Give everything from the start of the records down to the line containing "candle-body-bear <box>93 115 100 142</box>" again, swapping "indicator-grid" for "indicator-mesh" and leaving all else unchanged.

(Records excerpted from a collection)

_ _ _ _ _ _ _

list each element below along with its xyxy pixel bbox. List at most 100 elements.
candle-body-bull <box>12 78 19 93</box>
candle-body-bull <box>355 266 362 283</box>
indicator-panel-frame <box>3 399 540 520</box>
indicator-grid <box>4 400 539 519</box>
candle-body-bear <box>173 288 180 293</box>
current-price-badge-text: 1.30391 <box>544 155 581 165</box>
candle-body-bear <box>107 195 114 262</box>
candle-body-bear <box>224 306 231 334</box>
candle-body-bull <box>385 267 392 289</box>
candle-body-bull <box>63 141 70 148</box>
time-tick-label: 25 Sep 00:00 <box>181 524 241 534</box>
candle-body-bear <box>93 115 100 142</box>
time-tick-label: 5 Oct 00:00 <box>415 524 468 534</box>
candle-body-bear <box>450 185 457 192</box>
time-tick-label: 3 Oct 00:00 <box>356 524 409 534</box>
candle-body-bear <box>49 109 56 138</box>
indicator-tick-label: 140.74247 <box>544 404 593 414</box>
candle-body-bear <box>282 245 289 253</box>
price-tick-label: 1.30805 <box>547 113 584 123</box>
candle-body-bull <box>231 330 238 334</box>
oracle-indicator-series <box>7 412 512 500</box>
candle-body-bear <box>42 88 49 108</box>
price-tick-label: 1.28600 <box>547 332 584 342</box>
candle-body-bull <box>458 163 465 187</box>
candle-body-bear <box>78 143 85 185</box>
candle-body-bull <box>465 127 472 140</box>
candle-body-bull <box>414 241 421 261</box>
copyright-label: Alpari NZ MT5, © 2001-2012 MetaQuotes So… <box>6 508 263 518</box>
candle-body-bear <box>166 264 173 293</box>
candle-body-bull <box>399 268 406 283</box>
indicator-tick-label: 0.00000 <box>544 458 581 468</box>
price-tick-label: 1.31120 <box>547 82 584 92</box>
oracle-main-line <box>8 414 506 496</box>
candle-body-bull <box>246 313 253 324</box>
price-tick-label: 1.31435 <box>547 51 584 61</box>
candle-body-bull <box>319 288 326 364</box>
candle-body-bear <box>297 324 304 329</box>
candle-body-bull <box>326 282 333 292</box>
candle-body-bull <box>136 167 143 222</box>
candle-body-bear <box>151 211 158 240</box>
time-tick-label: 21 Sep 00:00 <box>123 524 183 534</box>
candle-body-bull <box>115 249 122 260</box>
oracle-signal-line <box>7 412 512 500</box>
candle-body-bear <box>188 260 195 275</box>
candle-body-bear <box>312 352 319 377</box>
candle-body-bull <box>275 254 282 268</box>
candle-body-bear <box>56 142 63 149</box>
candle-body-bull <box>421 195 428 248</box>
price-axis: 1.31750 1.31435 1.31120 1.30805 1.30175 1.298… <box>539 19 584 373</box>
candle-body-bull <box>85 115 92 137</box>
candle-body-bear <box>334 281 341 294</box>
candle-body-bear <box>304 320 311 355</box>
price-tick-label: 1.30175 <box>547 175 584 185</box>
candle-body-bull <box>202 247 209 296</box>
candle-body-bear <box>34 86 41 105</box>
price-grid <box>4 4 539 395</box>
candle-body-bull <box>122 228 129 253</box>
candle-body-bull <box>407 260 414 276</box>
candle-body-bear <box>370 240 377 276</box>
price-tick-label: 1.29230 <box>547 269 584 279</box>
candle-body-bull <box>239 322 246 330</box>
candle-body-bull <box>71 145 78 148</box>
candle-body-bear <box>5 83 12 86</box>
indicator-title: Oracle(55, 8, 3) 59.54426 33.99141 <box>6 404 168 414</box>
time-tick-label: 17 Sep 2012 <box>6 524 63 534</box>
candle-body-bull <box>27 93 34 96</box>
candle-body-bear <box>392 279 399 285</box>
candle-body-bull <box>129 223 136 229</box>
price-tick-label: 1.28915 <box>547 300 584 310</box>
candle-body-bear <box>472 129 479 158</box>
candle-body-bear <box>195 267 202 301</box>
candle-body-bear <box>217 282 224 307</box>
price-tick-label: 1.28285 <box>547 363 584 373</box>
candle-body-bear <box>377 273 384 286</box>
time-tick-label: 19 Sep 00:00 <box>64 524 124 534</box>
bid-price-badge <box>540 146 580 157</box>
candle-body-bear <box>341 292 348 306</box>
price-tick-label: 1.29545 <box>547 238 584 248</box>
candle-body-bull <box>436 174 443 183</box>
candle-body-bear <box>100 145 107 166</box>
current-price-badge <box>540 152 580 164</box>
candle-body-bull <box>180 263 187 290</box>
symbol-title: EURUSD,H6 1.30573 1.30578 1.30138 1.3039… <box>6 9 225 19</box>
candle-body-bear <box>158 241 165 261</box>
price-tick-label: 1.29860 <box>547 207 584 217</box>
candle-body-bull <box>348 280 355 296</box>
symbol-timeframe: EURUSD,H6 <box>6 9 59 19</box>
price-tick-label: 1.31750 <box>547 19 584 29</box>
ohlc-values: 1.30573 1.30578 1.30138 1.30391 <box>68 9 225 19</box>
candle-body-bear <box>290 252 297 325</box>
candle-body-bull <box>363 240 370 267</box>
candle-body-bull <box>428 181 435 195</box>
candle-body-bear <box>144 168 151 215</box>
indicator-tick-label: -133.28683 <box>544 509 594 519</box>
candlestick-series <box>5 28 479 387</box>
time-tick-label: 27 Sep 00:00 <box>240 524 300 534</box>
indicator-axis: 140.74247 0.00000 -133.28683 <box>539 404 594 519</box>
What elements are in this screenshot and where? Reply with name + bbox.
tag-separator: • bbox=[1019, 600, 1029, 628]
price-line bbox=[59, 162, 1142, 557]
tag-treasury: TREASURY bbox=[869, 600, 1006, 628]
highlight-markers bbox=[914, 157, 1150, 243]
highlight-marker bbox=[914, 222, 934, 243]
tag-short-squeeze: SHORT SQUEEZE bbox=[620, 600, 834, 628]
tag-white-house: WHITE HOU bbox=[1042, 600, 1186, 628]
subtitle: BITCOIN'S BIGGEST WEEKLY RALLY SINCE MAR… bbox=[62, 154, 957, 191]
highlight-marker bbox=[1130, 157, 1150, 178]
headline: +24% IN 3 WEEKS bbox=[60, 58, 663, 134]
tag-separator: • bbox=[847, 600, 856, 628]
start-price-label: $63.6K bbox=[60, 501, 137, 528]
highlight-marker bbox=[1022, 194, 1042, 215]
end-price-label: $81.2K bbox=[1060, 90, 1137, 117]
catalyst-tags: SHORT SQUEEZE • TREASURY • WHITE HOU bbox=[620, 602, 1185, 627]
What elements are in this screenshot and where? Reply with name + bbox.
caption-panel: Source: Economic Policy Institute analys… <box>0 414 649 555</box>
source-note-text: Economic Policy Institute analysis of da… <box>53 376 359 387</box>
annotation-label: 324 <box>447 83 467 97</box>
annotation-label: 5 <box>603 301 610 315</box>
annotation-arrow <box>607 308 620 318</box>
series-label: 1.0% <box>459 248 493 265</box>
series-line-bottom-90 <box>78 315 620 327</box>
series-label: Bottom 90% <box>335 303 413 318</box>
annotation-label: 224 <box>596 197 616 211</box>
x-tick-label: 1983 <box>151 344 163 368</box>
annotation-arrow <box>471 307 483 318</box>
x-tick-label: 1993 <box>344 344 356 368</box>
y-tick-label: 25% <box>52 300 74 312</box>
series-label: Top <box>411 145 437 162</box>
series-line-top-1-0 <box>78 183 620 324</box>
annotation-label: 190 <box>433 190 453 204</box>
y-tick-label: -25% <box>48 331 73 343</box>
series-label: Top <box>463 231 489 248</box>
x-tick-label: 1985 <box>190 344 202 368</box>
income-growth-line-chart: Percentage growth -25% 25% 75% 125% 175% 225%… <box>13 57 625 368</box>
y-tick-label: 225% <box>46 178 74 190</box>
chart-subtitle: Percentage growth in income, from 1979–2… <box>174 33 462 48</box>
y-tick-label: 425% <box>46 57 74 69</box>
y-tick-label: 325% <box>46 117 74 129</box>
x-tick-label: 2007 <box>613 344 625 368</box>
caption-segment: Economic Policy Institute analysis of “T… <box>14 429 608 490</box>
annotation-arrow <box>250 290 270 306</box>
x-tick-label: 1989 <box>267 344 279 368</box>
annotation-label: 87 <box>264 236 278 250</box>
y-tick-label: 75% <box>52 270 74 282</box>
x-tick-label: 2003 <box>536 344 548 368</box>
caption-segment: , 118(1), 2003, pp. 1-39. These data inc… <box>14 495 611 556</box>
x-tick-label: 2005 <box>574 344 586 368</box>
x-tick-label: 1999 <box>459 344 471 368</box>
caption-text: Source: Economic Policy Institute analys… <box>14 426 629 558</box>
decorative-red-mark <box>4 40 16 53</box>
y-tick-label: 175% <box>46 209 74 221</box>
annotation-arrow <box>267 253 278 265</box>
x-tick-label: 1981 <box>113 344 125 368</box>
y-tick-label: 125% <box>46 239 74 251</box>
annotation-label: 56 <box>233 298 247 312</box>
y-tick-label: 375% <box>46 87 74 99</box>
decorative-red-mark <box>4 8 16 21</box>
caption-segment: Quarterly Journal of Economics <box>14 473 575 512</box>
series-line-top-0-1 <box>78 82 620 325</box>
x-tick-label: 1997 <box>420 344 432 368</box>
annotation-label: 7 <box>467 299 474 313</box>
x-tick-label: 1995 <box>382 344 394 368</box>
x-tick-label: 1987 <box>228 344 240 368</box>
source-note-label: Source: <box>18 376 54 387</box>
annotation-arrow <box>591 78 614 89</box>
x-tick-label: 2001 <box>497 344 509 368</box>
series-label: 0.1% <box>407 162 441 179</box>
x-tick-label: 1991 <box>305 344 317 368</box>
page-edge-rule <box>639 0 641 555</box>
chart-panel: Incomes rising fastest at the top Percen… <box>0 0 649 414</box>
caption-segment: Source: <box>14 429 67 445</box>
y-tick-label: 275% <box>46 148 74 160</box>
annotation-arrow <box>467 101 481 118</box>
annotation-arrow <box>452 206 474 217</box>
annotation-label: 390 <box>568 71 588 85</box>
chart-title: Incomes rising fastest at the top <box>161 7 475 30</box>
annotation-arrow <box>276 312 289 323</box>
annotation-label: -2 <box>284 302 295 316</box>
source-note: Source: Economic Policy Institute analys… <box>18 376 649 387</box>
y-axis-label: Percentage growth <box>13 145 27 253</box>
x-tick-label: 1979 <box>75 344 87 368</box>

_ _ _ _ _ _ _

#### TASK RESPONSE
list each element below along with its xyxy pixel bbox. List at most 100 elements.
candle-body-bull <box>12 78 19 93</box>
candle-body-bull <box>355 266 362 283</box>
indicator-panel-frame <box>3 399 540 520</box>
indicator-mesh <box>4 400 539 519</box>
candle-body-bear <box>173 288 180 293</box>
current-price-badge-text: 1.30391 <box>544 155 581 165</box>
candle-body-bear <box>107 195 114 262</box>
candle-body-bear <box>224 306 231 334</box>
candle-body-bull <box>385 267 392 289</box>
candle-body-bull <box>63 141 70 148</box>
time-tick-label: 25 Sep 00:00 <box>181 524 241 534</box>
candle-body-bear <box>93 115 100 142</box>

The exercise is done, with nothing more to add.